Stored entries
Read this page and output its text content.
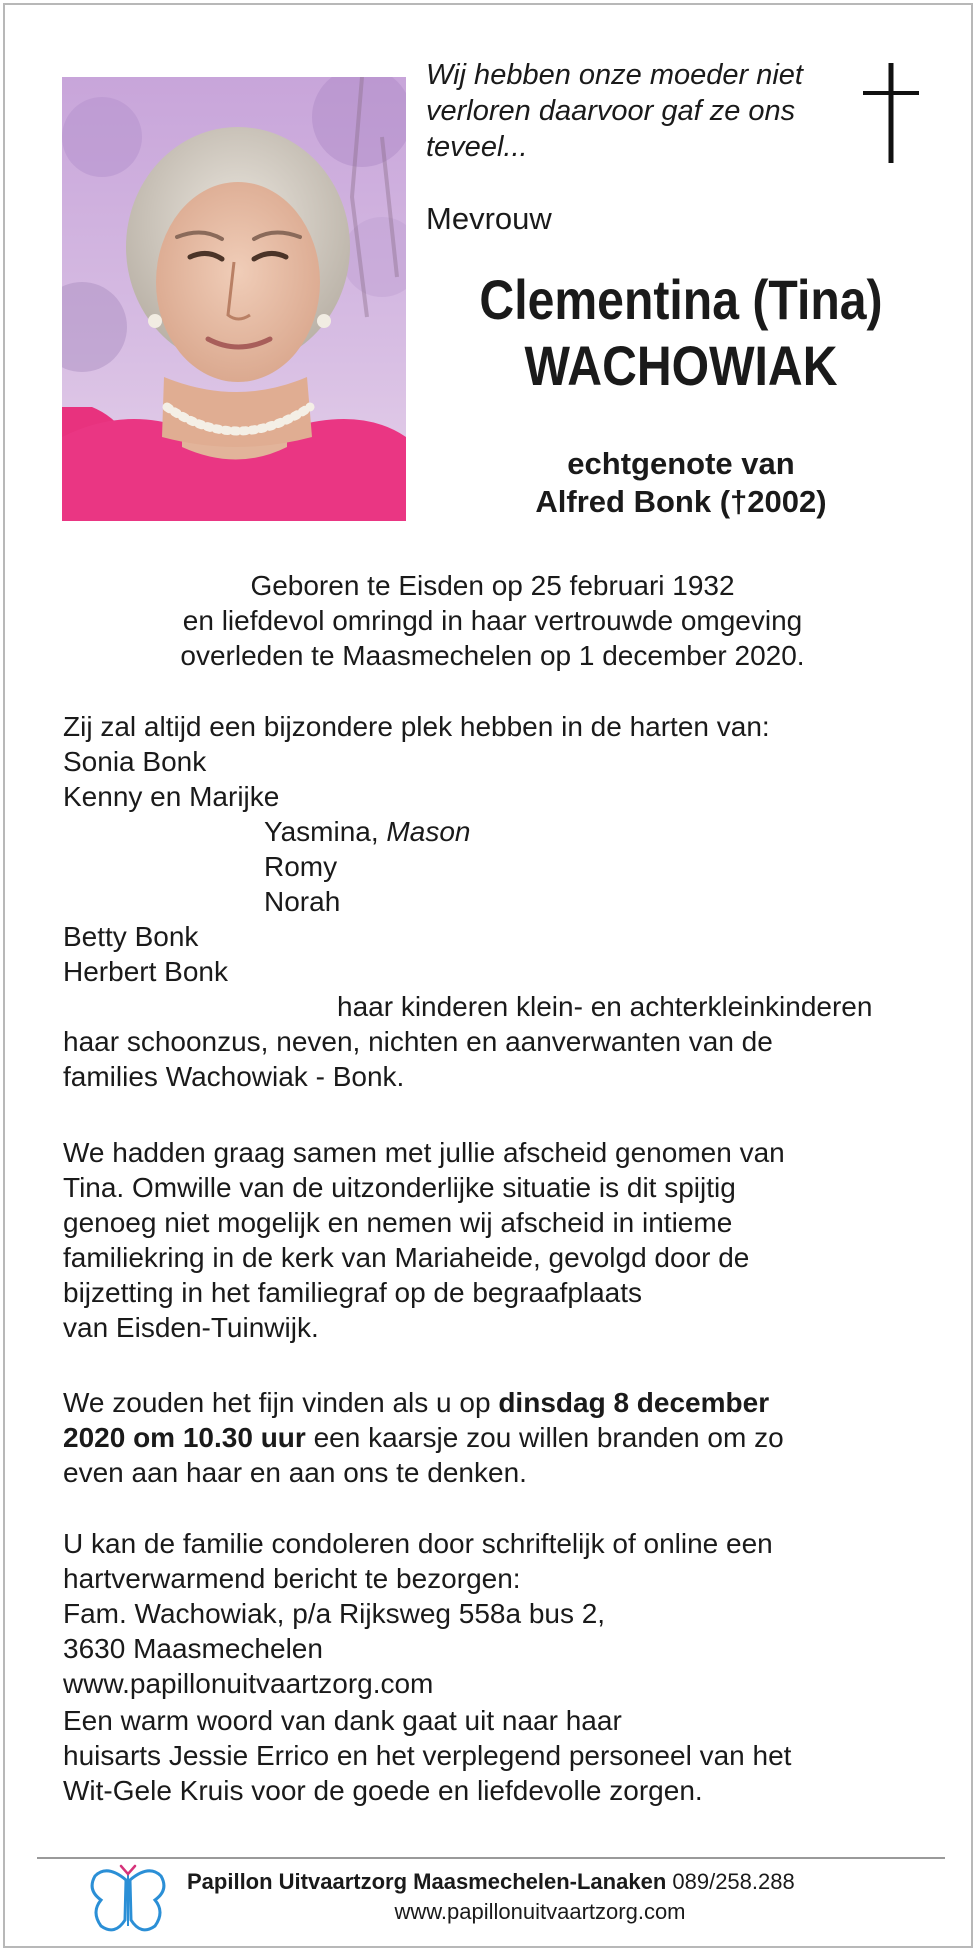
Wij hebben onze moeder niet
verloren daarvoor gaf ze ons
teveel...
Mevrouw
Clementina (Tina)
WACHOWIAK
echtgenote van
Alfred Bonk (†2002)
Geboren te Eisden op 25 februari 1932
en liefdevol omringd in haar vertrouwde omgeving
overleden te Maasmechelen op 1 december 2020.
Zij zal altijd een bijzondere plek hebben in de harten van:
Sonia Bonk
Kenny en Marijke
Yasmina, Mason
Romy
Norah
Betty Bonk
Herbert Bonk
haar kinderen klein- en achterkleinkinderen
haar schoonzus, neven, nichten en aanverwanten van de
families Wachowiak - Bonk.
We hadden graag samen met jullie afscheid genomen van
Tina. Omwille van de uitzonderlijke situatie is dit spijtig
genoeg niet mogelijk en nemen wij afscheid in intieme
familiekring in de kerk van Mariaheide, gevolgd door de
bijzetting in het familiegraf op de begraafplaats
van Eisden-Tuinwijk.
We zouden het fijn vinden als u op dinsdag 8 december
2020 om 10.30 uur een kaarsje zou willen branden om zo
even aan haar en aan ons te denken.
U kan de familie condoleren door schriftelijk of online een
hartverwarmend bericht te bezorgen:
Fam. Wachowiak, p/a Rijksweg 558a bus 2,
3630 Maasmechelen
www.papillonuitvaartzorg.com
Een warm woord van dank gaat uit naar haar
huisarts Jessie Errico en het verplegend personeel van het
Wit-Gele Kruis voor de goede en liefdevolle zorgen.
Papillon Uitvaartzorg Maasmechelen-Lanaken 089/258.288
www.papillonuitvaartzorg.com
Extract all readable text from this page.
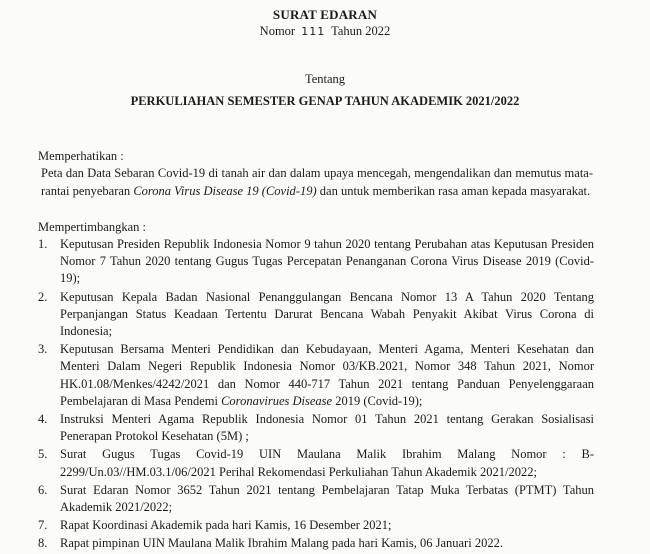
SURAT EDARAN
Nomor 111 Tahun 2022
Tentang
PERKULIAHAN SEMESTER GENAP TAHUN AKADEMIK 2021/2022
Memperhatikan :
Peta dan Data Sebaran Covid-19 di tanah air dan dalam upaya mencegah, mengendalikan dan memutus mata-rantai penyebaran Corona Virus Disease 19 (Covid-19) dan untuk memberikan rasa aman kepada masyarakat.
Mempertimbangkan :
1. Keputusan Presiden Republik Indonesia Nomor 9 tahun 2020 tentang Perubahan atas Keputusan Presiden Nomor 7 Tahun 2020 tentang Gugus Tugas Percepatan Penanganan Corona Virus Disease 2019 (Covid-19);
2. Keputusan Kepala Badan Nasional Penanggulangan Bencana Nomor 13 A Tahun 2020 Tentang Perpanjangan Status Keadaan Tertentu Darurat Bencana Wabah Penyakit Akibat Virus Corona di Indonesia;
3. Keputusan Bersama Menteri Pendidikan dan Kebudayaan, Menteri Agama, Menteri Kesehatan dan Menteri Dalam Negeri Republik Indonesia Nomor 03/KB.2021, Nomor 348 Tahun 2021, Nomor HK.01.08/Menkes/4242/2021 dan Nomor 440-717 Tahun 2021 tentang Panduan Penyelenggaraan Pembelajaran di Masa Pendemi Coronavirues Disease 2019 (Covid-19);
4. Instruksi Menteri Agama Republik Indonesia Nomor 01 Tahun 2021 tentang Gerakan Sosialisasi Penerapan Protokol Kesehatan (5M) ;
5. Surat Gugus Tugas Covid-19 UIN Maulana Malik Ibrahim Malang Nomor : B-2299/Un.03//HM.03.1/06/2021 Perihal Rekomendasi Perkuliahan Tahun Akademik 2021/2022;
6. Surat Edaran Nomor 3652 Tahun 2021 tentang Pembelajaran Tatap Muka Terbatas (PTMT) Tahun Akademik 2021/2022;
7. Rapat Koordinasi Akademik pada hari Kamis, 16 Desember 2021;
8. Rapat pimpinan UIN Maulana Malik Ibrahim Malang pada hari Kamis, 06 Januari 2022.
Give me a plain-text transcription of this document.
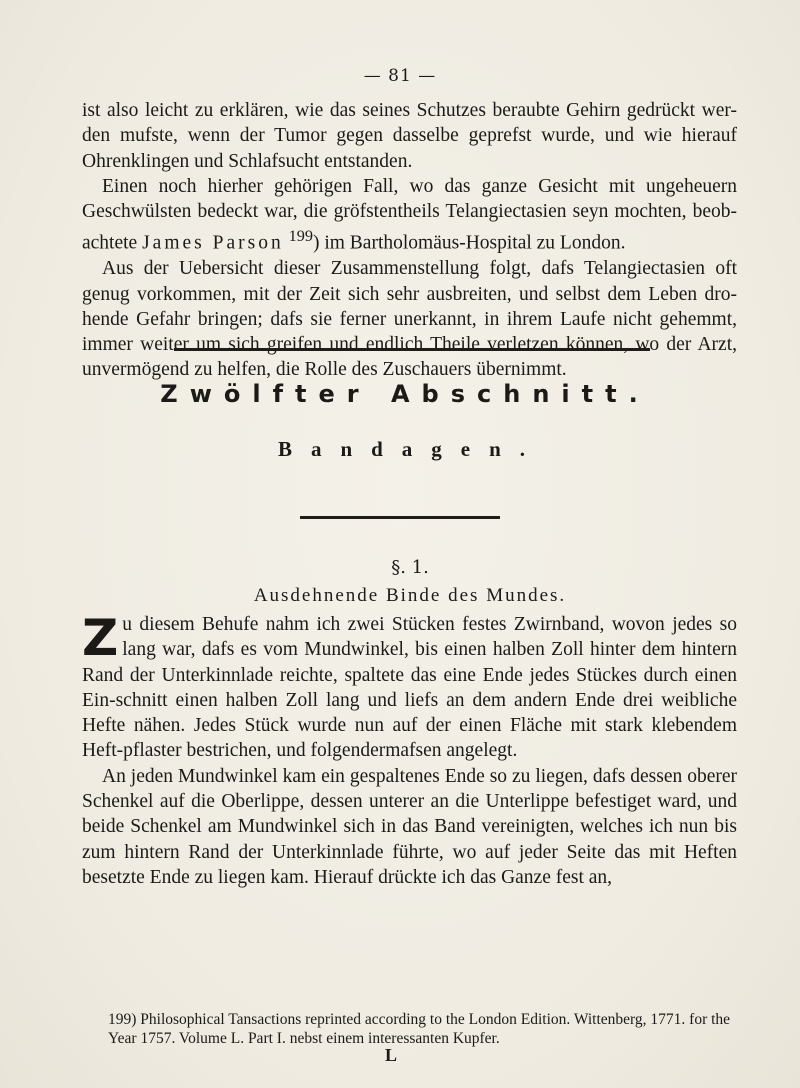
— 81 —

ist also leicht zu erklären, wie das seines Schutzes beraubte Gehirn gedrückt wer-den mufste, wenn der Tumor gegen dasselbe geprefst wurde, und wie hierauf Ohrenklingen und Schlafsucht entstanden.

Einen noch hierher gehörigen Fall, wo das ganze Gesicht mit ungeheuern Geschwülsten bedeckt war, die gröfstentheils Telangiectasien seyn mochten, beob-achtete James Parson $^{199}$) im Bartholomäus-Hospital zu London.

Aus der Uebersicht dieser Zusammenstellung folgt, dafs Telangiectasien oft genug vorkommen, mit der Zeit sich sehr ausbreiten, und selbst dem Leben dro-hende Gefahr bringen; dafs sie ferner unerkannt, in ihrem Laufe nicht gehemmt, immer weiter um sich greifen und endlich Theile verletzen können, wo der Arzt, unvermögend zu helfen, die Rolle des Zuschauers übernimmt.

Zwölfter Abschnitt.
Bandagen.
§. 1.
Ausdehnende Binde des Mundes.

Zu diesem Behufe nahm ich zwei Stücken festes Zwirnband, wovon jedes so lang war, dafs es vom Mundwinkel, bis einen halben Zoll hinter dem hintern Rand der Unterkinnlade reichte, spaltete das eine Ende jedes Stückes durch einen Ein-schnitt einen halben Zoll lang und liefs an dem andern Ende drei weibliche Hefte nähen. Jedes Stück wurde nun auf der einen Fläche mit stark klebendem Heft-pflaster bestrichen, und folgendermafsen angelegt.

An jeden Mundwinkel kam ein gespaltenes Ende so zu liegen, dafs dessen oberer Schenkel auf die Oberlippe, dessen unterer an die Unterlippe befestiget ward, und beide Schenkel am Mundwinkel sich in das Band vereinigten, welches ich nun bis zum hintern Rand der Unterkinnlade führte, wo auf jeder Seite das mit Heften besetzte Ende zu liegen kam. Hierauf drückte ich das Ganze fest an,

199) Philosophical Tansactions reprinted according to the London Edition. Wittenberg, 1771. for the Year 1757. Volume L. Part I. nebst einem interessanten Kupfer.

L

Work request.
Keeping the pictures out, output the records from above exactly and completely.

Response box.
Read this page and output its text content.
Wij hebben onze moeder niet
verloren daarvoor gaf ze ons
teveel...
Mevrouw
Clementina (Tina)
WACHOWIAK
echtgenote van
Alfred Bonk (†2002)
Geboren te Eisden op 25 februari 1932
en liefdevol omringd in haar vertrouwde omgeving
overleden te Maasmechelen op 1 december 2020.
Zij zal altijd een bijzondere plek hebben in de harten van:
Sonia Bonk
Kenny en Marijke
Yasmina, Mason
Romy
Norah
Betty Bonk
Herbert Bonk
haar kinderen klein- en achterkleinkinderen
haar schoonzus, neven, nichten en aanverwanten van de
families Wachowiak - Bonk.
We hadden graag samen met jullie afscheid genomen van
Tina. Omwille van de uitzonderlijke situatie is dit spijtig
genoeg niet mogelijk en nemen wij afscheid in intieme
familiekring in de kerk van Mariaheide, gevolgd door de
bijzetting in het familiegraf op de begraafplaats
van Eisden-Tuinwijk.
We zouden het fijn vinden als u op dinsdag 8 december
2020 om 10.30 uur een kaarsje zou willen branden om zo
even aan haar en aan ons te denken.
U kan de familie condoleren door schriftelijk of online een
hartverwarmend bericht te bezorgen:
Fam. Wachowiak, p/a Rijksweg 558a bus 2,
3630 Maasmechelen
www.papillonuitvaartzorg.com
Een warm woord van dank gaat uit naar haar
huisarts Jessie Errico en het verplegend personeel van het
Wit-Gele Kruis voor de goede en liefdevolle zorgen.
Papillon Uitvaartzorg Maasmechelen-Lanaken 089/258.288
www.papillonuitvaartzorg.com
Extract all readable text from this page.
SURAT EDARAN
Nomor 111 Tahun 2022
Tentang
PERKULIAHAN SEMESTER GENAP TAHUN AKADEMIK 2021/2022
Memperhatikan :
Peta dan Data Sebaran Covid-19 di tanah air dan dalam upaya mencegah, mengendalikan dan memutus mata-rantai penyebaran Corona Virus Disease 19 (Covid-19) dan untuk memberikan rasa aman kepada masyarakat.
Mempertimbangkan :
1. Keputusan Presiden Republik Indonesia Nomor 9 tahun 2020 tentang Perubahan atas Keputusan Presiden Nomor 7 Tahun 2020 tentang Gugus Tugas Percepatan Penanganan Corona Virus Disease 2019 (Covid-19);
2. Keputusan Kepala Badan Nasional Penanggulangan Bencana Nomor 13 A Tahun 2020 Tentang Perpanjangan Status Keadaan Tertentu Darurat Bencana Wabah Penyakit Akibat Virus Corona di Indonesia;
3. Keputusan Bersama Menteri Pendidikan dan Kebudayaan, Menteri Agama, Menteri Kesehatan dan Menteri Dalam Negeri Republik Indonesia Nomor 03/KB.2021, Nomor 348 Tahun 2021, Nomor HK.01.08/Menkes/4242/2021 dan Nomor 440-717 Tahun 2021 tentang Panduan Penyelenggaraan Pembelajaran di Masa Pendemi Coronavirues Disease 2019 (Covid-19);
4. Instruksi Menteri Agama Republik Indonesia Nomor 01 Tahun 2021 tentang Gerakan Sosialisasi Penerapan Protokol Kesehatan (5M) ;
5. Surat Gugus Tugas Covid-19 UIN Maulana Malik Ibrahim Malang Nomor : B-2299/Un.03//HM.03.1/06/2021 Perihal Rekomendasi Perkuliahan Tahun Akademik 2021/2022;
6. Surat Edaran Nomor 3652 Tahun 2021 tentang Pembelajaran Tatap Muka Terbatas (PTMT) Tahun Akademik 2021/2022;
7. Rapat Koordinasi Akademik pada hari Kamis, 16 Desember 2021;
8. Rapat pimpinan UIN Maulana Malik Ibrahim Malang pada hari Kamis, 06 Januari 2022.
Give me a plain-text transcription of this document.
— 81 —

ist also leicht zu erklären, wie das seines Schutzes beraubte Gehirn gedrückt wer-den mufste, wenn der Tumor gegen dasselbe geprefst wurde, und wie hierauf Ohrenklingen und Schlafsucht entstanden.

Einen noch hierher gehörigen Fall, wo das ganze Gesicht mit ungeheuern Geschwülsten bedeckt war, die gröfstentheils Telangiectasien seyn mochten, beob-achtete James Parson $^{199}$) im Bartholomäus-Hospital zu London.

Aus der Uebersicht dieser Zusammenstellung folgt, dafs Telangiectasien oft genug vorkommen, mit der Zeit sich sehr ausbreiten, und selbst dem Leben dro-hende Gefahr bringen; dafs sie ferner unerkannt, in ihrem Laufe nicht gehemmt, immer weiter um sich greifen und endlich Theile verletzen können, wo der Arzt, unvermögend zu helfen, die Rolle des Zuschauers übernimmt.

Zwölfter Abschnitt.
Bandagen.
§. 1.
Ausdehnende Binde des Mundes.

Zu diesem Behufe nahm ich zwei Stücken festes Zwirnband, wovon jedes so lang war, dafs es vom Mundwinkel, bis einen halben Zoll hinter dem hintern Rand der Unterkinnlade reichte, spaltete das eine Ende jedes Stückes durch einen Ein-schnitt einen halben Zoll lang und liefs an dem andern Ende drei weibliche Hefte nähen. Jedes Stück wurde nun auf der einen Fläche mit stark klebendem Heft-pflaster bestrichen, und folgendermafsen angelegt.

An jeden Mundwinkel kam ein gespaltenes Ende so zu liegen, dafs dessen oberer Schenkel auf die Oberlippe, dessen unterer an die Unterlippe befestiget ward, und beide Schenkel am Mundwinkel sich in das Band vereinigten, welches ich nun bis zum hintern Rand der Unterkinnlade führte, wo auf jeder Seite das mit Heften besetzte Ende zu liegen kam. Hierauf drückte ich das Ganze fest an,

199) Philosophical Tansactions reprinted according to the London Edition. Wittenberg, 1771. for the Year 1757. Volume L. Part I. nebst einem interessanten Kupfer.

L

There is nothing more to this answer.